Work required → Copy each line with the word "氮氧化物" in it.

Exercise input →
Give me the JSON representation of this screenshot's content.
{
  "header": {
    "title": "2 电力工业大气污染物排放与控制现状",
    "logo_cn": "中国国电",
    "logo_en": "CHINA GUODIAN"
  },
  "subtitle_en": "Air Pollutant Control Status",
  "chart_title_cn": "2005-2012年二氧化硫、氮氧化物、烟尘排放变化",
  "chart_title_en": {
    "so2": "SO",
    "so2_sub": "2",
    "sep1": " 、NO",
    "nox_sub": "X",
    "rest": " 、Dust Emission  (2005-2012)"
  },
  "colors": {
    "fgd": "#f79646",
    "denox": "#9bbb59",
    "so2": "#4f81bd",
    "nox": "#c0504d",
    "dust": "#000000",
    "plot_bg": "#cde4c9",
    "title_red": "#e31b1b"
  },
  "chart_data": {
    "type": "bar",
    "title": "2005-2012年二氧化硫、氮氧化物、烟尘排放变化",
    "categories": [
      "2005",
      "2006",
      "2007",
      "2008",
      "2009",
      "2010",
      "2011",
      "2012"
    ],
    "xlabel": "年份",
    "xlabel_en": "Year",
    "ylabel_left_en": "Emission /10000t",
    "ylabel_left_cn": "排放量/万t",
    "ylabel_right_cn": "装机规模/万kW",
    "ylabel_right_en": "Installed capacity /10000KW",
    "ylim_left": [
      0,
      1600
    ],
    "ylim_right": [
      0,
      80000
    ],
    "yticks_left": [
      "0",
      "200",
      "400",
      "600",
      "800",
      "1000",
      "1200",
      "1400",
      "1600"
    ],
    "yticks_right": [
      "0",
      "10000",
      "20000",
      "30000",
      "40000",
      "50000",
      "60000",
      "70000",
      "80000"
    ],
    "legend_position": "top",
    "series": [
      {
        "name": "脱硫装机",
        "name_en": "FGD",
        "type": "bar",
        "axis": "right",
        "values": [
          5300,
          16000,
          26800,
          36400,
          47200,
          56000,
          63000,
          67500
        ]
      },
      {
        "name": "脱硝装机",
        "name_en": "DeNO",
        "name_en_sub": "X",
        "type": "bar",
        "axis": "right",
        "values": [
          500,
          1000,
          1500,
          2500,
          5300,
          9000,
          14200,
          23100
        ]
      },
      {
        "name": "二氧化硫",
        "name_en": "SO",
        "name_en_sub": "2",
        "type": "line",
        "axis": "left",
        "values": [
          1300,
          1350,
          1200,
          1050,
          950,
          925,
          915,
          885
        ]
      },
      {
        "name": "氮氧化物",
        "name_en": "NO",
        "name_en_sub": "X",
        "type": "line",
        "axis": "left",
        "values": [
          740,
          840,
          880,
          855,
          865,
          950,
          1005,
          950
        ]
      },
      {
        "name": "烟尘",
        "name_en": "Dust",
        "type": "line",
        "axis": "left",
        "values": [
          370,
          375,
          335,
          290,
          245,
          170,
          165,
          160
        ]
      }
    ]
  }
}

Answer to the task →
  "chart_title_cn": "2005-2012年二氧化硫、氮氧化物、烟尘排放变化",
    "title": "2005-2012年二氧化硫、氮氧化物、烟尘排放变化",
        "name": "氮氧化物",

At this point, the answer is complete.